Reading passage »
Self-publishing, you have all the control, but as the old saying goes, heavy is the head that wears the crown. That means EVERYTHING is on you. Editing, printing, e-book formatting, and while yes you can hire people to assist you in this, it can get costly.
There’s really no right or wrong answer. Every writer’s situation is different so it really just depends on what works for him or her.
For me personally, I decided to go with the traditional route so I could learn the ropes, have others help me and being on a fixed income, it keeps me from breaking the bank. Down the line, I may consider going the self-publishing route.
Whether it’s traditional publishing or self-publishing, I support any writer who is about their art and about their business.

9. How do you balance your work/social life with your writing/publishing work?
What is this social life you speak of? I think I heard of it once. I may have even had it once upon a time but it’s been so long ago my memory fades thinking back that far. 😉
I’ve always been a workaholic and an overachieving perfectionist, especially when it comes to this. So I have no qualms about putting myself in solitary confinement, so to speak, to be productive. However over the years I’ve learned the importance of balance and why it’s a necessity to keep one from being burned out.

Rows drawn from a dataset »
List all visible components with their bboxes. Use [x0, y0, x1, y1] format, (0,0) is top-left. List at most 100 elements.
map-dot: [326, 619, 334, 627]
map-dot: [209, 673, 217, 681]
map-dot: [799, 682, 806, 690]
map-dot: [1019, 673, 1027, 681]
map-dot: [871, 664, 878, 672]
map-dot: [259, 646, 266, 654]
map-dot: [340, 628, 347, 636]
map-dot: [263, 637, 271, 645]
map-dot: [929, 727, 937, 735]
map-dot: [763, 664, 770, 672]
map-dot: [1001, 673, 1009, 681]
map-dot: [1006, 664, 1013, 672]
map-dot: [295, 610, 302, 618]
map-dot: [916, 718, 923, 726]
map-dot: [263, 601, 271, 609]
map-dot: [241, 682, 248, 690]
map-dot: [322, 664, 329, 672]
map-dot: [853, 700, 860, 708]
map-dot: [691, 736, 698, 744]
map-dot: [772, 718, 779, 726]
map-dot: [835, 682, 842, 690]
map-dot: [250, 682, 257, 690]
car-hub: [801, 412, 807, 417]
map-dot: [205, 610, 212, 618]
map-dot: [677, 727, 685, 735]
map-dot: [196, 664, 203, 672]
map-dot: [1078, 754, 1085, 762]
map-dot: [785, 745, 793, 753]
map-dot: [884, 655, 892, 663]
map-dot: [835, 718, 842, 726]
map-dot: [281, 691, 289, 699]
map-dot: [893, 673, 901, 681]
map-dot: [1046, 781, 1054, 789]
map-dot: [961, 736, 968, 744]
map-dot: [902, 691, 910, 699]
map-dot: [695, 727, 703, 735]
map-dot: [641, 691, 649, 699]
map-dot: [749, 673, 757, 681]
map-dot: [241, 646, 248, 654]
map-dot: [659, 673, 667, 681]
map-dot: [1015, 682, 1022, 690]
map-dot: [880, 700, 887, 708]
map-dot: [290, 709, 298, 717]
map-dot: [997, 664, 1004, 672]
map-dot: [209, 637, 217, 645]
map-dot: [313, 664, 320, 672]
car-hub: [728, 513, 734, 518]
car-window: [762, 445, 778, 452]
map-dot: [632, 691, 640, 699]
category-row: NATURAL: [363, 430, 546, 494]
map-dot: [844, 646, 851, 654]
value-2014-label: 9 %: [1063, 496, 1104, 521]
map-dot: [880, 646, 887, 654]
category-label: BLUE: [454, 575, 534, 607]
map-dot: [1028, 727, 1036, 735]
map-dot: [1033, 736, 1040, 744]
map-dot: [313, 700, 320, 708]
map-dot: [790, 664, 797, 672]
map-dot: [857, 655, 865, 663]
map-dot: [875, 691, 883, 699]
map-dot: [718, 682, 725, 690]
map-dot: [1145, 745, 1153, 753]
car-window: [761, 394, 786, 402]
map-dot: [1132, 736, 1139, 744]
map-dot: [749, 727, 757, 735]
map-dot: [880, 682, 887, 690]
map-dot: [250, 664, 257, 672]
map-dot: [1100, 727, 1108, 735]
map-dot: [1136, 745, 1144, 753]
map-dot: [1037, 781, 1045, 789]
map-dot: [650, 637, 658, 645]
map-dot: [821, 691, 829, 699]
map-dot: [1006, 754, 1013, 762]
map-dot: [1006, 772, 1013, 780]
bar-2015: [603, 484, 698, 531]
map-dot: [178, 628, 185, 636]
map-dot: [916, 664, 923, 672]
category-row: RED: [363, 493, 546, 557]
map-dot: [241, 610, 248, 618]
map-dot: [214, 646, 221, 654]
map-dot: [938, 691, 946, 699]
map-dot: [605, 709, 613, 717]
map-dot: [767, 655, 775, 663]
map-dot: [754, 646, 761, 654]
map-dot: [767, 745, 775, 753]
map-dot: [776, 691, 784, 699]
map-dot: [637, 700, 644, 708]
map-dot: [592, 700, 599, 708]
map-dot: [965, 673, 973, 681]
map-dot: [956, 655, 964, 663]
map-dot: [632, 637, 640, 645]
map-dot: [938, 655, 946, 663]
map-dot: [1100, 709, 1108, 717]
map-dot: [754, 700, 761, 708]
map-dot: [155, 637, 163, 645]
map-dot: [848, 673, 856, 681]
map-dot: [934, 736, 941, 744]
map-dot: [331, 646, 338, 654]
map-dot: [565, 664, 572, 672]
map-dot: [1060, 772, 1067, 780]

Tasks and exercises »
1. Reproduce the passage of the publishing interview starting at "Self-publishing, you have" and ending at "the self-publishing route.".
2. Name the jobs that the publishing interview says fall on a self-publishing writer.
3. Resume the publishing interview after its last sentence.

Results of the tasks »
1.
Self-publishing, you have all the control, but as the old saying goes, heavy is the head that wears the crown. That means EVERYTHING is on you. Editing, printing, e-book formatting, and while yes you can hire people to assist you in this, it can get costly.
There’s really no right or wrong answer. Every writer’s situation is different so it really just depends on what works for him or her.
For me personally, I decided to go with the traditional route so I could learn the ropes, have others help me and being on a fixed income, it keeps me from breaking the bank. Down the line, I may consider going the self-publishing route.

2. Editing, printing, e-book formatting

3.
It is sometimes necessary for me to take some time off from writing for a few days or even a few months, in order to recharge my batteries and return stronger and better than ever.
Time management is definitely something that a writer has to learn. If I have a busy week and all I have time to do is outline a new story or edit an old one, I’ll do that on a lunch break. If I’m working on a new novel, I’ll commit myself to write for 2-3 hours after work either in the break room or at Starbucks. Yes, writers actually write in coffee shops on Macbooks. It is really that cliched. 
While writing takes precedent, in the last couple of years I’ve managed to develop this “social life” you speak of, and I will say that real life is often the best inspiration for stories. Truth being stranger than fiction and all that.
As Sisterspooky knows I’m a huge comic book nerd, and what’s hilarious is that with the last two guys I’ve dated, I didn’t tell them initially about my double life as a novelist and an equal rights activist. When I did….well……those conversations weren’t unlike Clark Kent revealing his secret identity to Lois Lane.
Denny: Beau, we’ve been dating for quite some time now and there’s something I feel the need to tell you.
*removes glasses in a dramatic fashion*
Denny: The truth is by day I may be a mild manner office worker, but I’m also a published urban fantasy novelist and an equal rights activist. Tru fax! Tru fax!
Beau: Wait, huh, what?
*hands Beau a copy of my novel and shows him my website. Watches his eyes widen in amazement as if I just revealed myself to be a superpowered crimefighter.*
Like I said earlier, when it comes to being a writer, never a dull moment.
10. Final comments, Thoughts.
First and foremost an immense THANK YOU to Sisterspooky aka She Who Beyond Amazing And Awesome For Words for having me back here.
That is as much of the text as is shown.